■ **Entries from a visual dataset**:
********

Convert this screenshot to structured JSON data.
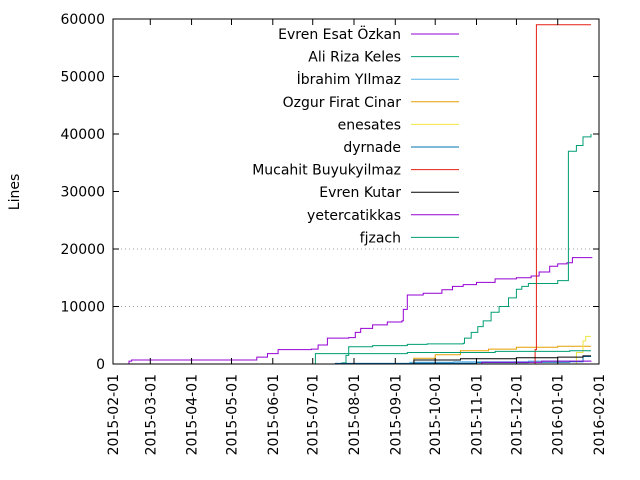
{
  "chart_data": {
    "type": "line",
    "ylabel": "Lines",
    "xlabel": "",
    "ylim": [
      0,
      60000
    ],
    "yticks": [
      0,
      10000,
      20000,
      30000,
      40000,
      50000,
      60000
    ],
    "xlim": [
      "2015-02-01",
      "2016-02-01"
    ],
    "xticks": [
      "2015-02-01",
      "2015-03-01",
      "2015-04-01",
      "2015-05-01",
      "2015-06-01",
      "2015-07-01",
      "2015-08-01",
      "2015-09-01",
      "2015-10-01",
      "2015-11-01",
      "2015-12-01",
      "2016-01-01",
      "2016-02-01"
    ],
    "grid": "horizontal dotted lines at 20000 and 10000",
    "legend_position": "top-center",
    "series": [
      {
        "name": "Evren Esat Özkan",
        "color": "#9400d3",
        "points": [
          [
            "2015-02-12",
            0
          ],
          [
            "2015-02-13",
            500
          ],
          [
            "2015-02-15",
            700
          ],
          [
            "2015-05-15",
            700
          ],
          [
            "2015-05-20",
            1200
          ],
          [
            "2015-05-28",
            1800
          ],
          [
            "2015-06-05",
            2500
          ],
          [
            "2015-06-30",
            2600
          ],
          [
            "2015-07-05",
            3300
          ],
          [
            "2015-07-12",
            4500
          ],
          [
            "2015-07-28",
            4600
          ],
          [
            "2015-08-02",
            5500
          ],
          [
            "2015-08-06",
            6200
          ],
          [
            "2015-08-15",
            6800
          ],
          [
            "2015-08-26",
            7300
          ],
          [
            "2015-09-06",
            7500
          ],
          [
            "2015-09-07",
            9500
          ],
          [
            "2015-09-10",
            12000
          ],
          [
            "2015-09-22",
            12300
          ],
          [
            "2015-10-06",
            12900
          ],
          [
            "2015-10-14",
            13500
          ],
          [
            "2015-10-22",
            13800
          ],
          [
            "2015-11-01",
            14200
          ],
          [
            "2015-11-15",
            14800
          ],
          [
            "2015-12-01",
            15000
          ],
          [
            "2015-12-12",
            15300
          ],
          [
            "2015-12-18",
            16000
          ],
          [
            "2015-12-26",
            17000
          ],
          [
            "2016-01-01",
            17400
          ],
          [
            "2016-01-08",
            17600
          ],
          [
            "2016-01-12",
            18500
          ],
          [
            "2016-01-27",
            18500
          ]
        ]
      },
      {
        "name": "Ali Riza Keles",
        "color": "#009e73",
        "points": [
          [
            "2015-07-20",
            0
          ],
          [
            "2015-07-23",
            200
          ],
          [
            "2015-07-26",
            1500
          ],
          [
            "2015-07-28",
            3000
          ],
          [
            "2015-08-15",
            3200
          ],
          [
            "2015-09-10",
            3400
          ],
          [
            "2015-09-25",
            3500
          ],
          [
            "2015-10-22",
            3600
          ],
          [
            "2015-10-23",
            4500
          ],
          [
            "2015-10-28",
            5500
          ],
          [
            "2015-11-02",
            6500
          ],
          [
            "2015-11-06",
            7500
          ],
          [
            "2015-11-12",
            9000
          ],
          [
            "2015-11-18",
            10000
          ],
          [
            "2015-11-25",
            11500
          ],
          [
            "2015-12-01",
            13000
          ],
          [
            "2015-12-05",
            13500
          ],
          [
            "2015-12-10",
            14000
          ],
          [
            "2016-01-01",
            14500
          ],
          [
            "2016-01-08",
            14500
          ],
          [
            "2016-01-09",
            37000
          ],
          [
            "2016-01-15",
            38000
          ],
          [
            "2016-01-20",
            39500
          ],
          [
            "2016-01-26",
            40000
          ]
        ]
      },
      {
        "name": "İbrahim YIlmaz",
        "color": "#56b4e9",
        "points": [
          [
            "2015-09-10",
            0
          ],
          [
            "2015-09-12",
            300
          ],
          [
            "2015-10-15",
            400
          ],
          [
            "2015-12-10",
            500
          ],
          [
            "2016-01-26",
            500
          ]
        ]
      },
      {
        "name": "Ozgur Firat Cinar",
        "color": "#e69f00",
        "points": [
          [
            "2015-09-10",
            0
          ],
          [
            "2015-09-15",
            1000
          ],
          [
            "2015-10-01",
            1600
          ],
          [
            "2015-10-20",
            2300
          ],
          [
            "2015-11-10",
            2600
          ],
          [
            "2015-12-01",
            2900
          ],
          [
            "2016-01-01",
            3100
          ],
          [
            "2016-01-26",
            3100
          ]
        ]
      },
      {
        "name": "enesates",
        "color": "#f0e442",
        "points": [
          [
            "2016-01-10",
            0
          ],
          [
            "2016-01-15",
            2000
          ],
          [
            "2016-01-20",
            4000
          ],
          [
            "2016-01-22",
            4800
          ],
          [
            "2016-01-26",
            4800
          ]
        ]
      },
      {
        "name": "dyrnade",
        "color": "#0072b2",
        "points": [
          [
            "2015-07-15",
            0
          ],
          [
            "2015-07-18",
            100
          ],
          [
            "2015-09-15",
            150
          ],
          [
            "2015-11-01",
            250
          ],
          [
            "2015-12-10",
            300
          ],
          [
            "2016-01-10",
            400
          ],
          [
            "2016-01-20",
            1300
          ],
          [
            "2016-01-26",
            1300
          ]
        ]
      },
      {
        "name": "Mucahit Buyukyilmaz",
        "color": "#e51e10",
        "points": [
          [
            "2015-12-14",
            0
          ],
          [
            "2015-12-15",
            2500
          ],
          [
            "2015-12-16",
            59000
          ],
          [
            "2016-01-26",
            59000
          ]
        ]
      },
      {
        "name": "Evren Kutar",
        "color": "#000000",
        "points": [
          [
            "2015-09-10",
            0
          ],
          [
            "2015-09-15",
            700
          ],
          [
            "2015-10-20",
            900
          ],
          [
            "2015-12-01",
            1100
          ],
          [
            "2016-01-01",
            1200
          ],
          [
            "2016-01-20",
            1400
          ],
          [
            "2016-01-26",
            1400
          ]
        ]
      },
      {
        "name": "yetercatikkas",
        "color": "#9400d3",
        "points": [
          [
            "2015-11-01",
            0
          ],
          [
            "2015-11-05",
            300
          ],
          [
            "2015-12-20",
            500
          ],
          [
            "2016-01-26",
            600
          ]
        ]
      },
      {
        "name": "fjzach",
        "color": "#009e73",
        "points": [
          [
            "2015-07-02",
            0
          ],
          [
            "2015-07-03",
            1800
          ],
          [
            "2015-09-10",
            2000
          ],
          [
            "2015-11-15",
            2200
          ],
          [
            "2016-01-10",
            2300
          ],
          [
            "2016-01-26",
            2300
          ]
        ]
      }
    ]
  }
}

********

■ **WRITTEN EXERCISE**: Reproduce each line of the entries in which the word "color" is found.

■ **WRITTEN RESPONSE**:
        "color": "#9400d3",
        "color": "#009e73",
        "color": "#56b4e9",
        "color": "#e69f00",
        "color": "#f0e442",
        "color": "#0072b2",
        "color": "#e51e10",
        "color": "#000000",
        "color": "#9400d3",
        "color": "#009e73",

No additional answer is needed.